━━━ DATA EXTRACT

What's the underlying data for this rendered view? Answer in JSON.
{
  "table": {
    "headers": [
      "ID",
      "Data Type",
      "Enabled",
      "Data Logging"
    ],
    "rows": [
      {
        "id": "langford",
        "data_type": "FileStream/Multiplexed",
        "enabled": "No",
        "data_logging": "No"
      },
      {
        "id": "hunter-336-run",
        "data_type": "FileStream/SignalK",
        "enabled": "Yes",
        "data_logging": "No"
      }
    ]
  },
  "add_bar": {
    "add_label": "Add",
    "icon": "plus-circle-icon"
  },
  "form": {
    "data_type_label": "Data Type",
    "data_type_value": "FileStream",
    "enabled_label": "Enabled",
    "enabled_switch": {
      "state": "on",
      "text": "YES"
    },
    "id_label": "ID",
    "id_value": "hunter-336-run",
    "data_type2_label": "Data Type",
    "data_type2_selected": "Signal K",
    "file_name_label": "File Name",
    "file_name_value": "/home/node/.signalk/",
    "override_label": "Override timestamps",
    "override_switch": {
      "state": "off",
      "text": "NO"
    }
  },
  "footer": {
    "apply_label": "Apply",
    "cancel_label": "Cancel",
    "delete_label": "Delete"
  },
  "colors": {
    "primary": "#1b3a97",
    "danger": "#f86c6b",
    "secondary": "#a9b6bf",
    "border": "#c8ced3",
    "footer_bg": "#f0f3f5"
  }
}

━━━━━━

● **GOAL**:
From the records above, extract everything verbatim.

● **SOLUTION FOR THIS EXERCISE**:
What's the underlying data for this rendered view? Answer in JSON.
{
  "table": {
    "headers": [
      "ID",
      "Data Type",
      "Enabled",
      "Data Logging"
    ],
    "rows": [
      {
        "id": "langford",
        "data_type": "FileStream/Multiplexed",
        "enabled": "No",
        "data_logging": "No"
      },
      {
        "id": "hunter-336-run",
        "data_type": "FileStream/SignalK",
        "enabled": "Yes",
        "data_logging": "No"
      }
    ]
  },
  "add_bar": {
    "add_label": "Add",
    "icon": "plus-circle-icon"
  },
  "form": {
    "data_type_label": "Data Type",
    "data_type_value": "FileStream",
    "enabled_label": "Enabled",
    "enabled_switch": {
      "state": "on",
      "text": "YES"
    },
    "id_label": "ID",
    "id_value": "hunter-336-run",
    "data_type2_label": "Data Type",
    "data_type2_selected": "Signal K",
    "file_name_label": "File Name",
    "file_name_value": "/home/node/.signalk/",
    "override_label": "Override timestamps",
    "override_switch": {
      "state": "off",
      "text": "NO"
    }
  },
  "footer": {
    "apply_label": "Apply",
    "cancel_label": "Cancel",
    "delete_label": "Delete"
  },
  "colors": {
    "primary": "#1b3a97",
    "danger": "#f86c6b",
    "secondary": "#a9b6bf",
    "border": "#c8ced3",
    "footer_bg": "#f0f3f5"
  }
}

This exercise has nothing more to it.